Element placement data
■ ■ ■
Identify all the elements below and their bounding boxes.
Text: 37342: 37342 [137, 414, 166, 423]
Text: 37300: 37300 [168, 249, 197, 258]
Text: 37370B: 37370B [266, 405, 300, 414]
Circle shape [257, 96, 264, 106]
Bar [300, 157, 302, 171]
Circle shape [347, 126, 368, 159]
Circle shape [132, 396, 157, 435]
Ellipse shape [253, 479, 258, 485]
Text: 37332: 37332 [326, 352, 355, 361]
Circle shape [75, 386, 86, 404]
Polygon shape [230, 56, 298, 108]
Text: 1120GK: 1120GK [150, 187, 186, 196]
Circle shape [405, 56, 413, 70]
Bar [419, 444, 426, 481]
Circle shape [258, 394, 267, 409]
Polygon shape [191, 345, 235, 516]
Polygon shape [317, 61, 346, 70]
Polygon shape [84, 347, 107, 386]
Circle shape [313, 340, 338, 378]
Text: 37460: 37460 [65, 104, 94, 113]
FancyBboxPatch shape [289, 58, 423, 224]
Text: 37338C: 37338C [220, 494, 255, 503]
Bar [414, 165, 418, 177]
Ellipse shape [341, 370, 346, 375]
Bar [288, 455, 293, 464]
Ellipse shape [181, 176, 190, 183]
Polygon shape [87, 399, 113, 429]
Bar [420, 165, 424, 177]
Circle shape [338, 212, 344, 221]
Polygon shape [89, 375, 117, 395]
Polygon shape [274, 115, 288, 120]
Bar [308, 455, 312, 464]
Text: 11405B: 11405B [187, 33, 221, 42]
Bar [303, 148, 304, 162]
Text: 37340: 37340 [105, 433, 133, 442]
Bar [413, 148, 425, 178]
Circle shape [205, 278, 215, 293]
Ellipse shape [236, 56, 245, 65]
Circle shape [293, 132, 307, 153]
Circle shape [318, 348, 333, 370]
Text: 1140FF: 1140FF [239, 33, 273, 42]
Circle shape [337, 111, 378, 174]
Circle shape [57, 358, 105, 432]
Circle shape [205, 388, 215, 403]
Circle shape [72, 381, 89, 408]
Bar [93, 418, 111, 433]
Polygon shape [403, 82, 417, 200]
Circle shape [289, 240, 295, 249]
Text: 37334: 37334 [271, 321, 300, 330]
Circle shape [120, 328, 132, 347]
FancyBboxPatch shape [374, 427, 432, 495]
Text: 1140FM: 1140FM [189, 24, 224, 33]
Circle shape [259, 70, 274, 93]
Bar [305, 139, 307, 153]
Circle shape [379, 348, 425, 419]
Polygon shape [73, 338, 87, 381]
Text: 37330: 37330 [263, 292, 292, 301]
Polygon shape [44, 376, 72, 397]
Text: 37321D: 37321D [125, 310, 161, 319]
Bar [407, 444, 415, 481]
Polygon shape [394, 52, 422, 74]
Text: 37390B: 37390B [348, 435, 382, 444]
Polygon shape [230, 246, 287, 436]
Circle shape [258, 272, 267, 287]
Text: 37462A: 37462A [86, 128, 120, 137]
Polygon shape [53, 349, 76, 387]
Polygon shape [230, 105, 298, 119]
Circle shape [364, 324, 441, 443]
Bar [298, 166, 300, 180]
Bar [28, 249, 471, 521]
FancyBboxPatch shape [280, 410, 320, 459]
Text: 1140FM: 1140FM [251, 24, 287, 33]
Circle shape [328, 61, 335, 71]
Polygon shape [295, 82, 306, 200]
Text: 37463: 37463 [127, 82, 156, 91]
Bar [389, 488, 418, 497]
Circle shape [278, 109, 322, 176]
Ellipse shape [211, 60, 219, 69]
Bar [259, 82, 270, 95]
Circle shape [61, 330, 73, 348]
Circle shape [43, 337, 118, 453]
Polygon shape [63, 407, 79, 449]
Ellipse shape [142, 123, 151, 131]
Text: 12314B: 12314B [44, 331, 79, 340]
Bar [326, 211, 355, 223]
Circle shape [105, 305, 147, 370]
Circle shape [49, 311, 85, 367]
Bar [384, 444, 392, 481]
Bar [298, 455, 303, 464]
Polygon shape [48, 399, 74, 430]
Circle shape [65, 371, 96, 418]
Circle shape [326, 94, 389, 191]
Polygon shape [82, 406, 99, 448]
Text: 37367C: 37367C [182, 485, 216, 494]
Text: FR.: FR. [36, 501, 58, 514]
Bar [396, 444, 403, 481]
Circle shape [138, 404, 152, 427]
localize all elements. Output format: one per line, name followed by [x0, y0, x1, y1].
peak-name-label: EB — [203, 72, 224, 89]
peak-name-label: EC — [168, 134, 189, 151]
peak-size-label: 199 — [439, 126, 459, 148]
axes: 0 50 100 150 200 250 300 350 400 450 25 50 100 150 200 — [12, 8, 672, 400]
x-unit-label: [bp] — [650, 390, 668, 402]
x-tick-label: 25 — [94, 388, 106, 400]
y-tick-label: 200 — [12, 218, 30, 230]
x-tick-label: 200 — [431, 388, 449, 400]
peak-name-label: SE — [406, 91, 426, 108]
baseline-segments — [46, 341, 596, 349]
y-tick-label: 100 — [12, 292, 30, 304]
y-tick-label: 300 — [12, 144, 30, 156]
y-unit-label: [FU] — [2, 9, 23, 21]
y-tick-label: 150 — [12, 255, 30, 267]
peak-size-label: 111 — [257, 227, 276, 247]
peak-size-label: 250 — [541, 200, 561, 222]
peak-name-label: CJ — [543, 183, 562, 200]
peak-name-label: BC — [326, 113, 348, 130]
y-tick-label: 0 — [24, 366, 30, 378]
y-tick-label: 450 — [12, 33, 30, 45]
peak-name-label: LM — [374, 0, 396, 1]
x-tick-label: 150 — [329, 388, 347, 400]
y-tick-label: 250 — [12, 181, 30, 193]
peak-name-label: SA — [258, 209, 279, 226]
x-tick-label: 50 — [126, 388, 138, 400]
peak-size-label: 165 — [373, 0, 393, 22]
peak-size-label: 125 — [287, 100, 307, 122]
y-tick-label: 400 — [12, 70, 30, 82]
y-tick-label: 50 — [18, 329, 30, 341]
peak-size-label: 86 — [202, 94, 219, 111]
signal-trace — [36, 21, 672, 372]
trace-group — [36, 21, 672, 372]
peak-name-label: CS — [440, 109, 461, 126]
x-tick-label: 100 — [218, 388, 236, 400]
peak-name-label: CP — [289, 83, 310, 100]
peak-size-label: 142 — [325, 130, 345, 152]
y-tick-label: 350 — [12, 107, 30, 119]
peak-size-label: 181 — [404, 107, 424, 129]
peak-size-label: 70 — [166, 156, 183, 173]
■ ■ ■
**Work instructions:** Reproduce every one of these entries verbatim, line by line.

**Task response:**
Identify all the elements below and their bounding boxes.
Text: 37342: 37342 [137, 414, 166, 423]
Text: 37300: 37300 [168, 249, 197, 258]
Text: 37370B: 37370B [266, 405, 300, 414]
Circle shape [257, 96, 264, 106]
Bar [300, 157, 302, 171]
Circle shape [347, 126, 368, 159]
Circle shape [132, 396, 157, 435]
Ellipse shape [253, 479, 258, 485]
Text: 37332: 37332 [326, 352, 355, 361]
Circle shape [75, 386, 86, 404]
Polygon shape [230, 56, 298, 108]
Text: 1120GK: 1120GK [150, 187, 186, 196]
Circle shape [405, 56, 413, 70]
Bar [419, 444, 426, 481]
Circle shape [258, 394, 267, 409]
Polygon shape [191, 345, 235, 516]
Polygon shape [317, 61, 346, 70]
Polygon shape [84, 347, 107, 386]
Circle shape [313, 340, 338, 378]
Text: 37460: 37460 [65, 104, 94, 113]
FancyBboxPatch shape [289, 58, 423, 224]
Text: 37338C: 37338C [220, 494, 255, 503]
Bar [414, 165, 418, 177]
Ellipse shape [341, 370, 346, 375]
Bar [288, 455, 293, 464]
Ellipse shape [181, 176, 190, 183]
Polygon shape [87, 399, 113, 429]
Bar [420, 165, 424, 177]
Circle shape [338, 212, 344, 221]
Polygon shape [89, 375, 117, 395]
Polygon shape [274, 115, 288, 120]
Bar [308, 455, 312, 464]
Text: 11405B: 11405B [187, 33, 221, 42]
Bar [303, 148, 304, 162]
Text: 37340: 37340 [105, 433, 133, 442]
Bar [413, 148, 425, 178]
Circle shape [205, 278, 215, 293]
Ellipse shape [236, 56, 245, 65]
Circle shape [293, 132, 307, 153]
Circle shape [318, 348, 333, 370]
Text: 1140FF: 1140FF [239, 33, 273, 42]
Circle shape [337, 111, 378, 174]
Circle shape [57, 358, 105, 432]
Circle shape [205, 388, 215, 403]
Circle shape [72, 381, 89, 408]
Bar [93, 418, 111, 433]
Polygon shape [403, 82, 417, 200]
Circle shape [289, 240, 295, 249]
Text: 37334: 37334 [271, 321, 300, 330]
Circle shape [120, 328, 132, 347]
FancyBboxPatch shape [374, 427, 432, 495]
Text: 1140FM: 1140FM [189, 24, 224, 33]
Circle shape [259, 70, 274, 93]
Bar [305, 139, 307, 153]
Circle shape [379, 348, 425, 419]
Polygon shape [73, 338, 87, 381]
Text: 37330: 37330 [263, 292, 292, 301]
Polygon shape [44, 376, 72, 397]
Text: 37321D: 37321D [125, 310, 161, 319]
Bar [407, 444, 415, 481]
Polygon shape [394, 52, 422, 74]
Text: 37390B: 37390B [348, 435, 382, 444]
Polygon shape [230, 246, 287, 436]
Circle shape [258, 272, 267, 287]
Text: 37462A: 37462A [86, 128, 120, 137]
Polygon shape [53, 349, 76, 387]
Polygon shape [230, 105, 298, 119]
Circle shape [364, 324, 441, 443]
Bar [298, 166, 300, 180]
Bar [28, 249, 471, 521]
FancyBboxPatch shape [280, 410, 320, 459]
Text: 1140FM: 1140FM [251, 24, 287, 33]
Circle shape [328, 61, 335, 71]
Polygon shape [295, 82, 306, 200]
Text: 37463: 37463 [127, 82, 156, 91]
Bar [389, 488, 418, 497]
Circle shape [278, 109, 322, 176]
Ellipse shape [211, 60, 219, 69]
Bar [259, 82, 270, 95]
Circle shape [61, 330, 73, 348]
Circle shape [43, 337, 118, 453]
Polygon shape [63, 407, 79, 449]
Ellipse shape [142, 123, 151, 131]
Text: 12314B: 12314B [44, 331, 79, 340]
Bar [326, 211, 355, 223]
Circle shape [105, 305, 147, 370]
Circle shape [49, 311, 85, 367]
Bar [384, 444, 392, 481]
Bar [298, 455, 303, 464]
Polygon shape [48, 399, 74, 430]
Circle shape [65, 371, 96, 418]
Circle shape [326, 94, 389, 191]
Polygon shape [82, 406, 99, 448]
Text: 37367C: 37367C [182, 485, 216, 494]
Text: FR.: FR. [36, 501, 58, 514]
Bar [396, 444, 403, 481]
Circle shape [138, 404, 152, 427]
localize all elements. Output format: one per line, name followed by [x0, y0, x1, y1].
peak-name-label: EB — [203, 72, 224, 89]
peak-name-label: EC — [168, 134, 189, 151]
peak-size-label: 199 — [439, 126, 459, 148]
axes: 0 50 100 150 200 250 300 350 400 450 25 50 100 150 200 — [12, 8, 672, 400]
x-unit-label: [bp] — [650, 390, 668, 402]
x-tick-label: 25 — [94, 388, 106, 400]
y-tick-label: 200 — [12, 218, 30, 230]
x-tick-label: 200 — [431, 388, 449, 400]
peak-name-label: SE — [406, 91, 426, 108]
baseline-segments — [46, 341, 596, 349]
y-tick-label: 100 — [12, 292, 30, 304]
y-tick-label: 300 — [12, 144, 30, 156]
y-unit-label: [FU] — [2, 9, 23, 21]
y-tick-label: 150 — [12, 255, 30, 267]
peak-size-label: 111 — [257, 227, 276, 247]
peak-size-label: 250 — [541, 200, 561, 222]
peak-name-label: CJ — [543, 183, 562, 200]
peak-name-label: BC — [326, 113, 348, 130]
y-tick-label: 0 — [24, 366, 30, 378]
y-tick-label: 450 — [12, 33, 30, 45]
peak-name-label: LM — [374, 0, 396, 1]
x-tick-label: 150 — [329, 388, 347, 400]
y-tick-label: 250 — [12, 181, 30, 193]
peak-name-label: SA — [258, 209, 279, 226]
x-tick-label: 50 — [126, 388, 138, 400]
peak-size-label: 165 — [373, 0, 393, 22]
peak-size-label: 125 — [287, 100, 307, 122]
y-tick-label: 400 — [12, 70, 30, 82]
y-tick-label: 50 — [18, 329, 30, 341]
peak-size-label: 86 — [202, 94, 219, 111]
signal-trace — [36, 21, 672, 372]
trace-group — [36, 21, 672, 372]
peak-name-label: CS — [440, 109, 461, 126]
x-tick-label: 100 — [218, 388, 236, 400]
peak-name-label: CP — [289, 83, 310, 100]
peak-size-label: 142 — [325, 130, 345, 152]
y-tick-label: 350 — [12, 107, 30, 119]
peak-size-label: 181 — [404, 107, 424, 129]
peak-size-label: 70 — [166, 156, 183, 173]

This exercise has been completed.